Direction →
Identify the lines that contain the word "grid" and copy each one.

Materials provided →
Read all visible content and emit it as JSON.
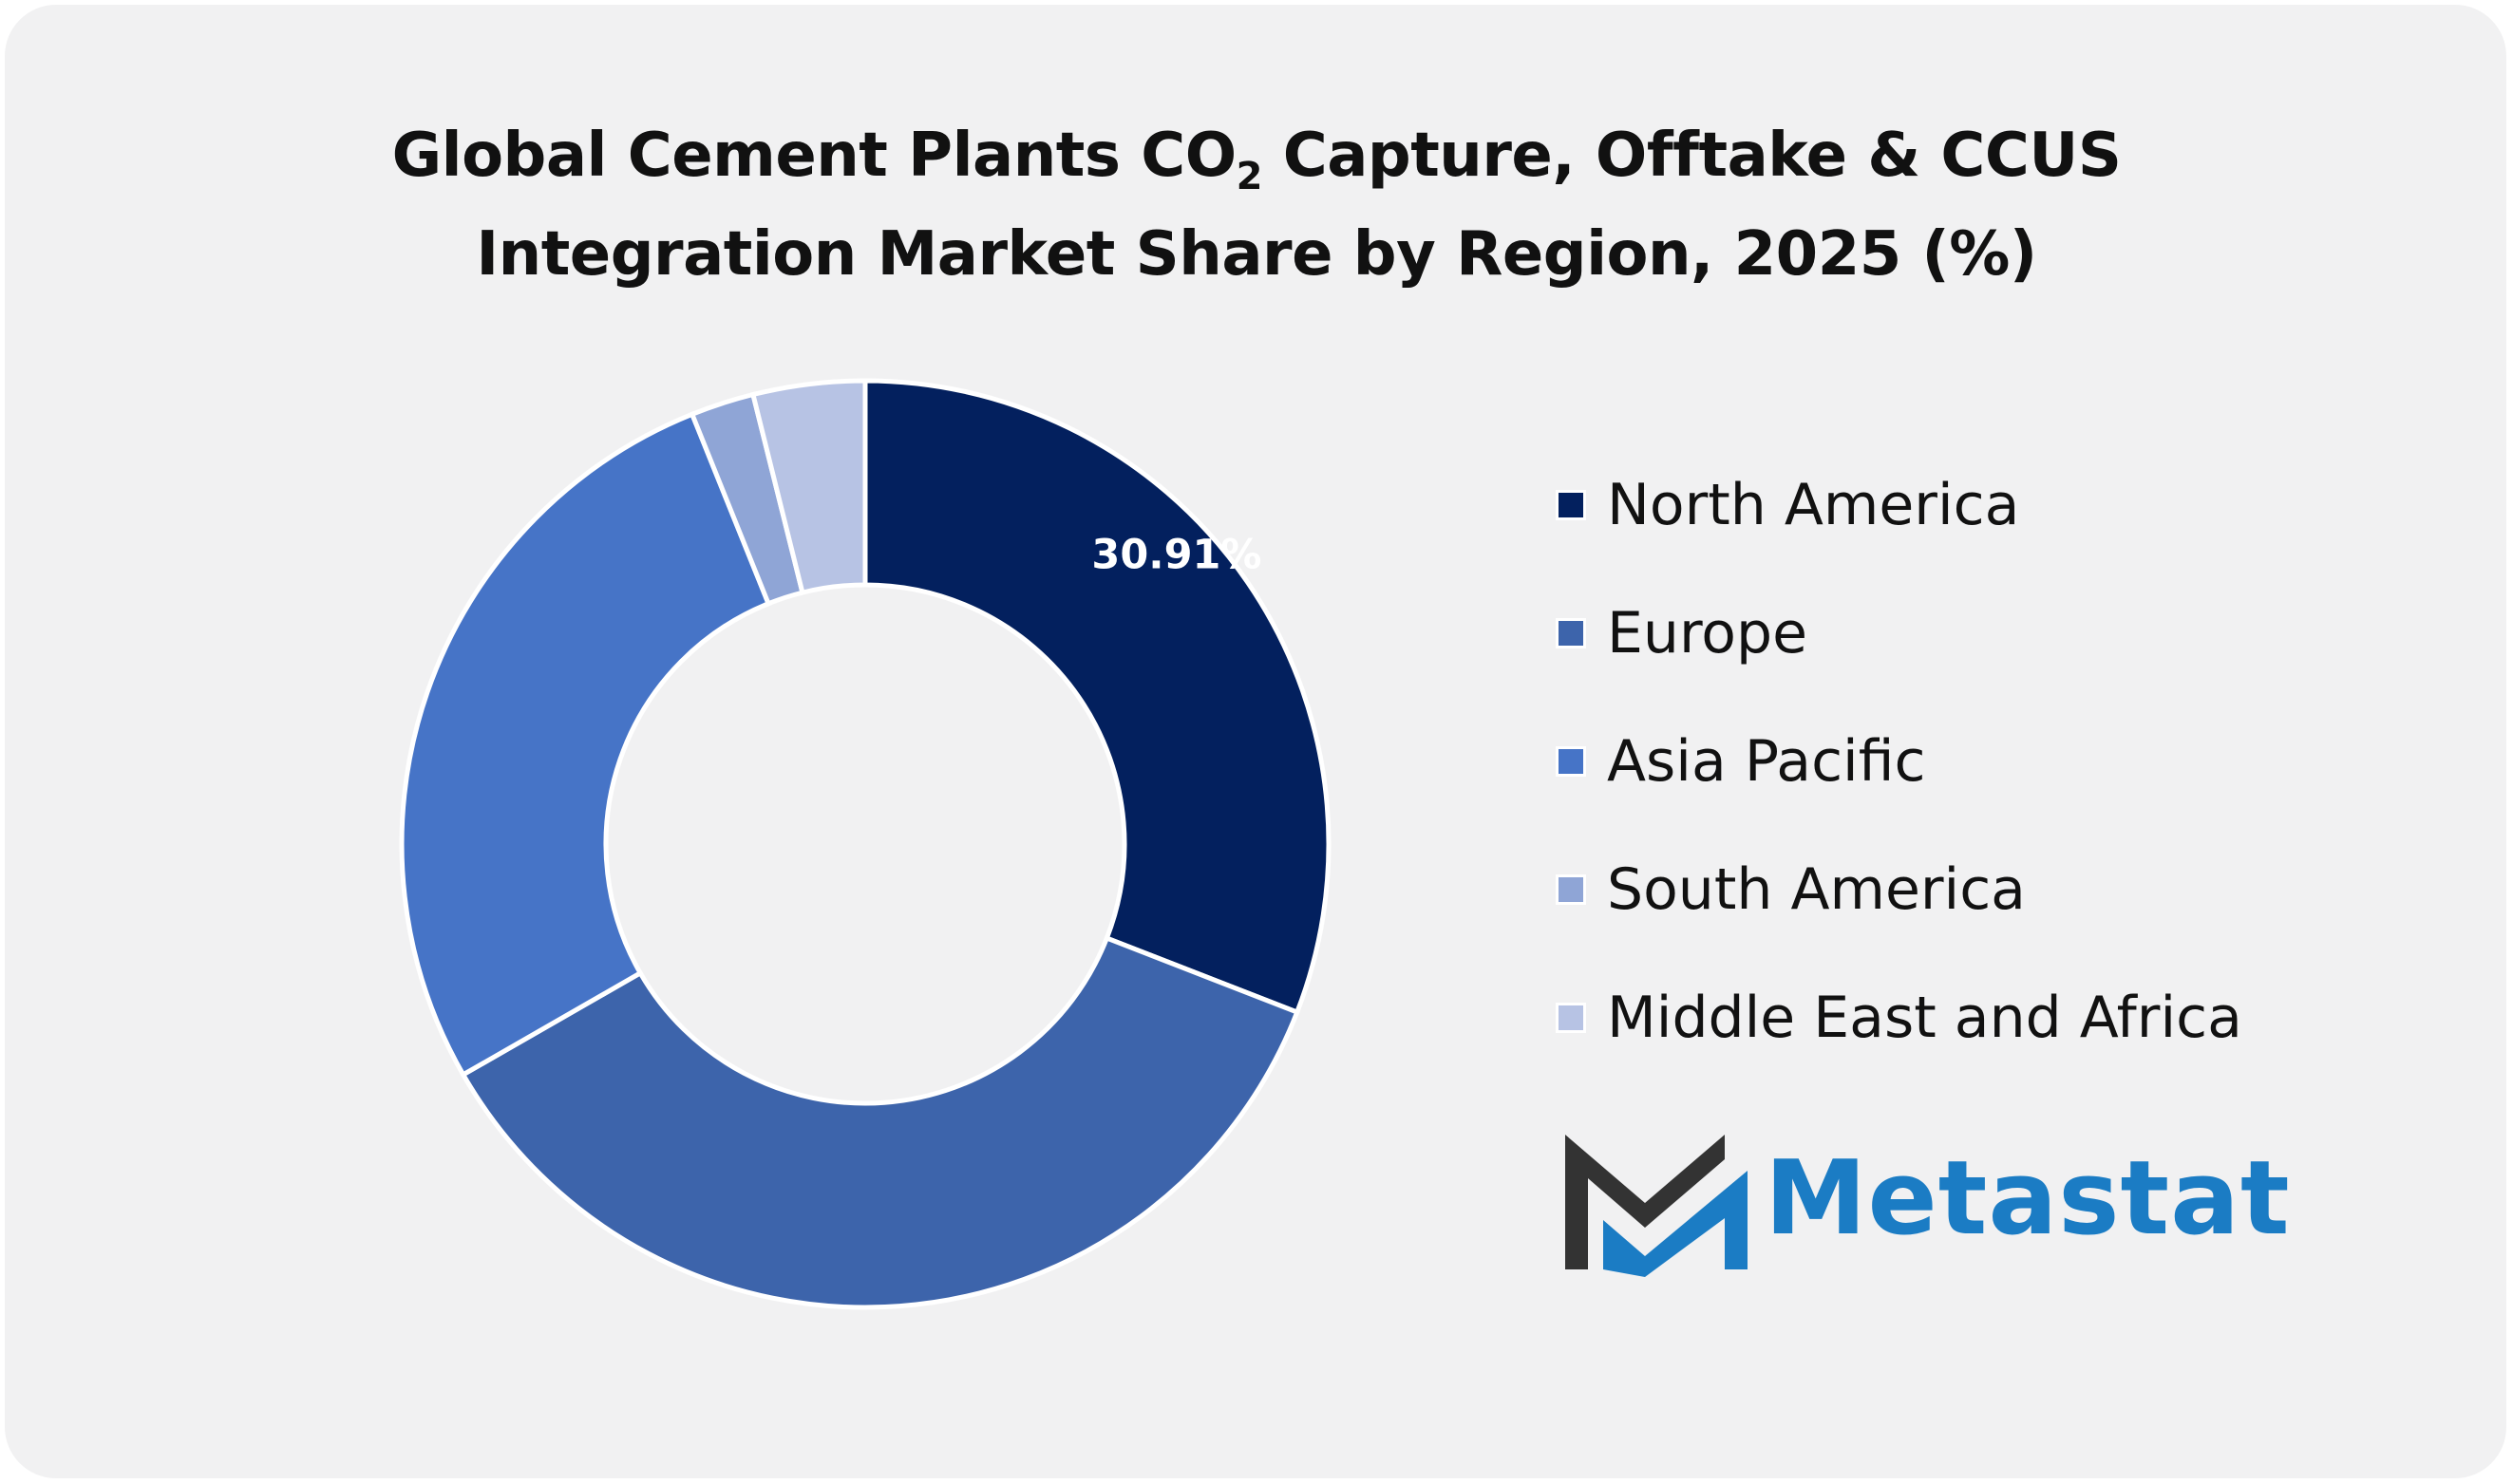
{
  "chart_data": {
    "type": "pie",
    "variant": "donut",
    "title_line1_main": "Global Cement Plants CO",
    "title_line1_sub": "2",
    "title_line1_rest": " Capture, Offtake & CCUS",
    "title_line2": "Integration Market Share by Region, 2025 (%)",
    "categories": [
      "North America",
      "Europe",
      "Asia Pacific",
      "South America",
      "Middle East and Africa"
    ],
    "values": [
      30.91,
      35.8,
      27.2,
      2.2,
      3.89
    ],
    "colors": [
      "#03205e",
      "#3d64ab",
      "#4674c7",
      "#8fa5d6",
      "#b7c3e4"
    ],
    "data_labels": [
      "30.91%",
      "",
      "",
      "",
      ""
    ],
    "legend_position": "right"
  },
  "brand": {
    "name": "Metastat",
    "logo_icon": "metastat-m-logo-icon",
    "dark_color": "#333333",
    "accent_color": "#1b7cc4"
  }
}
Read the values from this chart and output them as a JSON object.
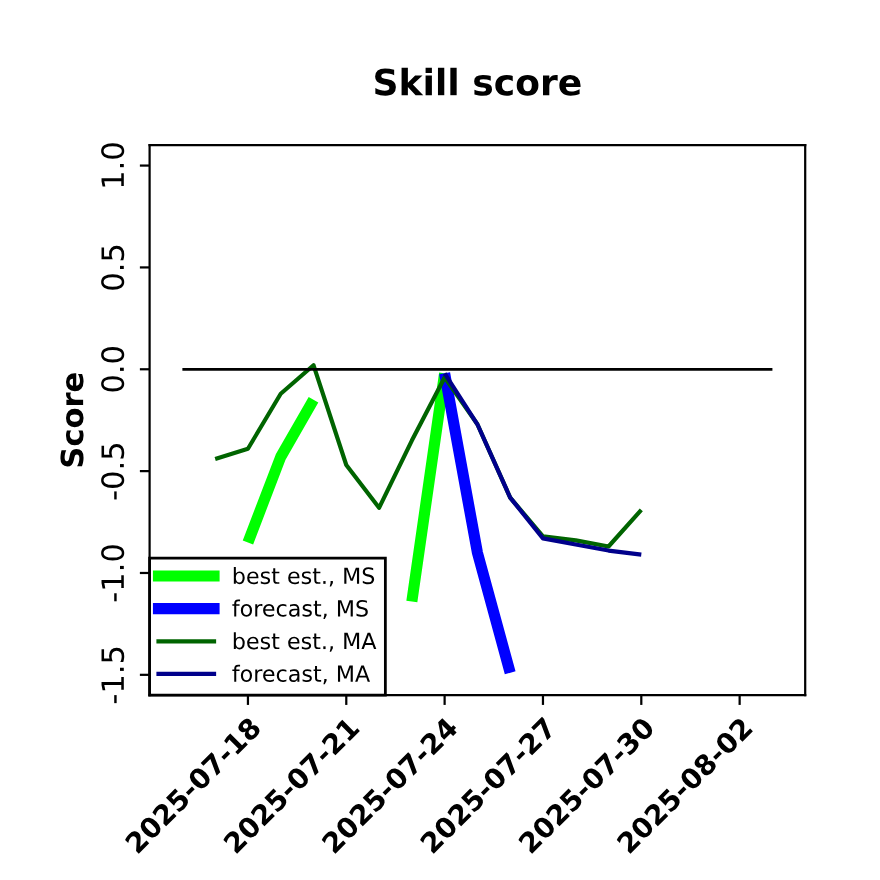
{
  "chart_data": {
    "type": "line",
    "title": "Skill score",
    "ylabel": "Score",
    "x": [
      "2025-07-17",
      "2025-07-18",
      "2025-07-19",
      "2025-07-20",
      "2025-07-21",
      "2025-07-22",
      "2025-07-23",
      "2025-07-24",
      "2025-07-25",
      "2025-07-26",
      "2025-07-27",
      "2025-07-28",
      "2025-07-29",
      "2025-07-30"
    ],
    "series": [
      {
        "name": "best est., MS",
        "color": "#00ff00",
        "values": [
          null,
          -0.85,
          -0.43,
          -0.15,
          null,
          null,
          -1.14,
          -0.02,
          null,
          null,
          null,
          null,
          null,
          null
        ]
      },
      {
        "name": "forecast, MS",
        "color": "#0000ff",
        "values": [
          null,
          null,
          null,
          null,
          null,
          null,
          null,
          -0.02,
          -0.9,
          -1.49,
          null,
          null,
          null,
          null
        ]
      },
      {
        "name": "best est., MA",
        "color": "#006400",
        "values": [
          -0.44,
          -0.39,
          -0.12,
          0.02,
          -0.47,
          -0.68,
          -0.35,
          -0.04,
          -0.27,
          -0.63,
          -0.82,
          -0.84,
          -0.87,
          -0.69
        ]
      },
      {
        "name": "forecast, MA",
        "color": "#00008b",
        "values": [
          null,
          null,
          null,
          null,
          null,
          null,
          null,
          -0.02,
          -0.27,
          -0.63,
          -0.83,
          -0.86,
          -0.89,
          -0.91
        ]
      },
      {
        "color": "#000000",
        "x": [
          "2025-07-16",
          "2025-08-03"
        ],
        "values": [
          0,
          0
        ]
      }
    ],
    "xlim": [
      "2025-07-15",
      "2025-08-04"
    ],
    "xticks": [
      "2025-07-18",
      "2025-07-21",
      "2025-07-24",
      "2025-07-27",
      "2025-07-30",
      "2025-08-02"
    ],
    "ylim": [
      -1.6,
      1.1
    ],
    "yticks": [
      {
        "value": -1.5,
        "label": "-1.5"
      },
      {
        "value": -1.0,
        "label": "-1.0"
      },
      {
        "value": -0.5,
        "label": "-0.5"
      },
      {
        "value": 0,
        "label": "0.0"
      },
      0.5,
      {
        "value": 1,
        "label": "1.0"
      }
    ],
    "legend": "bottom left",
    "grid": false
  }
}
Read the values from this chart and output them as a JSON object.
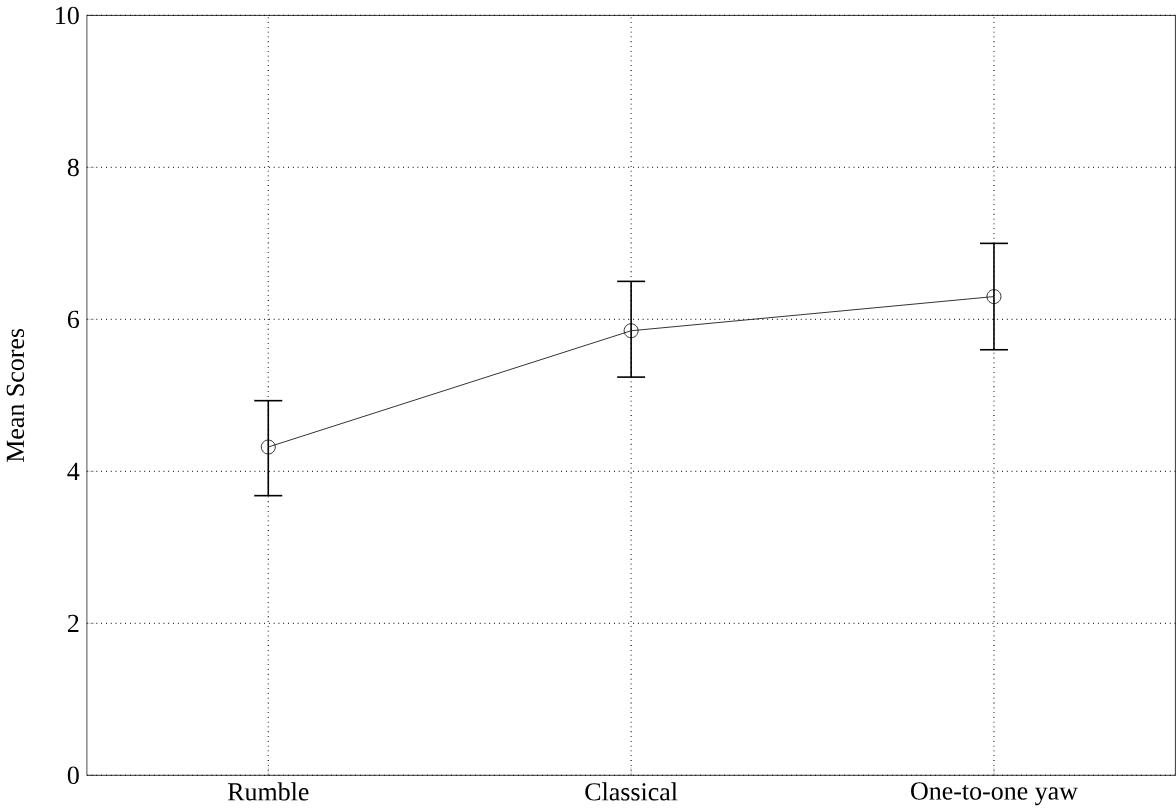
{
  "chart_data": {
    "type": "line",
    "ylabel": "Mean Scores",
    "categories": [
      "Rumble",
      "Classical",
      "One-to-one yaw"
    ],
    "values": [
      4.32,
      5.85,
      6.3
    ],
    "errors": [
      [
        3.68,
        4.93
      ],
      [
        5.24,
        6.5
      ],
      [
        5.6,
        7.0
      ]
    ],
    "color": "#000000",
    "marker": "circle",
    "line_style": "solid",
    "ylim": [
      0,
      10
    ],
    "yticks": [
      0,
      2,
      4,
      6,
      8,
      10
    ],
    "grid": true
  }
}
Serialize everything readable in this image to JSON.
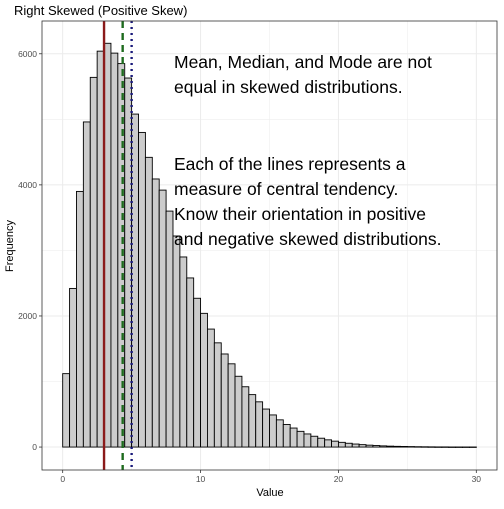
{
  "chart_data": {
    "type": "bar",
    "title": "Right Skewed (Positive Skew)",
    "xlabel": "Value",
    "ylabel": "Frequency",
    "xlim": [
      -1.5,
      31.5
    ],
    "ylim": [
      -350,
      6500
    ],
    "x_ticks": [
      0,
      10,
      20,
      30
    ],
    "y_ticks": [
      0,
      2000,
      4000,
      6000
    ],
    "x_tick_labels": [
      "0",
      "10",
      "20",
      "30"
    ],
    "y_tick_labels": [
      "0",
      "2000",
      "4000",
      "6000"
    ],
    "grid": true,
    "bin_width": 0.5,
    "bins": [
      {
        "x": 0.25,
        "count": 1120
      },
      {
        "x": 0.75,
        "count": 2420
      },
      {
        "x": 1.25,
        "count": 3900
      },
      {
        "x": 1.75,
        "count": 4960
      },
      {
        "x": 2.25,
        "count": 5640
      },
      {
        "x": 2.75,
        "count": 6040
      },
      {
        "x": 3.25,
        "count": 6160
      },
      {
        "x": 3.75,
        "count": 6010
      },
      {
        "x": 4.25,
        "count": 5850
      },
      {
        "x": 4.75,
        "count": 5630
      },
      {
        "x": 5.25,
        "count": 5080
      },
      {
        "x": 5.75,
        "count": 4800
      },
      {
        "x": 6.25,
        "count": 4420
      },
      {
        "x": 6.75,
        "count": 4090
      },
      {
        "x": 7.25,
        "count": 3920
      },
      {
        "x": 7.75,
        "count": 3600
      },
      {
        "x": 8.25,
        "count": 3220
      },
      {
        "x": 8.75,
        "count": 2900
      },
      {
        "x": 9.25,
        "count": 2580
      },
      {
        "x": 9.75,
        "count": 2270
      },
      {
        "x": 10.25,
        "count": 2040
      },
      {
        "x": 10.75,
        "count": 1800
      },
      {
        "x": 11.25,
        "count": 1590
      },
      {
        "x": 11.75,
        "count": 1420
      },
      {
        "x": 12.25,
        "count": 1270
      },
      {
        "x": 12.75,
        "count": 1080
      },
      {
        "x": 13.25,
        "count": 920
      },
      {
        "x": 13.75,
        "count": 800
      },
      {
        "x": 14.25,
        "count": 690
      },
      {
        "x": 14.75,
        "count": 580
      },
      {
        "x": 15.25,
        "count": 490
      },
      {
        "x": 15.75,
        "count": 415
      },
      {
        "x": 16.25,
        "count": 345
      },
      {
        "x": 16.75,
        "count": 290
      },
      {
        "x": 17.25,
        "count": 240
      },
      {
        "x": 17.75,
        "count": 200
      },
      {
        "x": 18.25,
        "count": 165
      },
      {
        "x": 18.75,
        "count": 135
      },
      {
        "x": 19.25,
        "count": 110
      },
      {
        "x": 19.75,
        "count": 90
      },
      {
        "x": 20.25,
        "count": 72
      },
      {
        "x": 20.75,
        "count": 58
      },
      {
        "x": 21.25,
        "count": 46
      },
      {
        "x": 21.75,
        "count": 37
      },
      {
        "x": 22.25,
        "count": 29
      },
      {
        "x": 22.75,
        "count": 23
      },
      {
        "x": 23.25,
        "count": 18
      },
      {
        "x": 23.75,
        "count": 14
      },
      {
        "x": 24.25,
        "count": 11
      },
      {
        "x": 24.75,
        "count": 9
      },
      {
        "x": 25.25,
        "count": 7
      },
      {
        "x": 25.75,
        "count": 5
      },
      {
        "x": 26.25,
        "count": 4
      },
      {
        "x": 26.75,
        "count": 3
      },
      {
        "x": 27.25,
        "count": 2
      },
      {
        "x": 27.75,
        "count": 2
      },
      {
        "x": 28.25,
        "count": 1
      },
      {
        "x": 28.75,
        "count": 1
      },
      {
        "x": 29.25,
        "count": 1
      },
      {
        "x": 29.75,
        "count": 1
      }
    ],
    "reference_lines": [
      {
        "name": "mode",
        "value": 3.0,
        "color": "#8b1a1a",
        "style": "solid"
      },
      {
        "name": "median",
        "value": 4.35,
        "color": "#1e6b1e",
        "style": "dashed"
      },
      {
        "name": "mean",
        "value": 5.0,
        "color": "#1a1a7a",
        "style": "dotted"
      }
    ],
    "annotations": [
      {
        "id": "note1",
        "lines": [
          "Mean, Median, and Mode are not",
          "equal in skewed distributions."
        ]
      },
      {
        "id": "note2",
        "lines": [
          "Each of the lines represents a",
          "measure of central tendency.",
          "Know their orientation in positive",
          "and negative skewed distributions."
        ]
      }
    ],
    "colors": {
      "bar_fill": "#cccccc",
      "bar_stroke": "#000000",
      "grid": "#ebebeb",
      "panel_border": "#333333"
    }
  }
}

Output →
    "grid": false
    "grid": true
    "grid": true,
      "grid": "#ebebeb",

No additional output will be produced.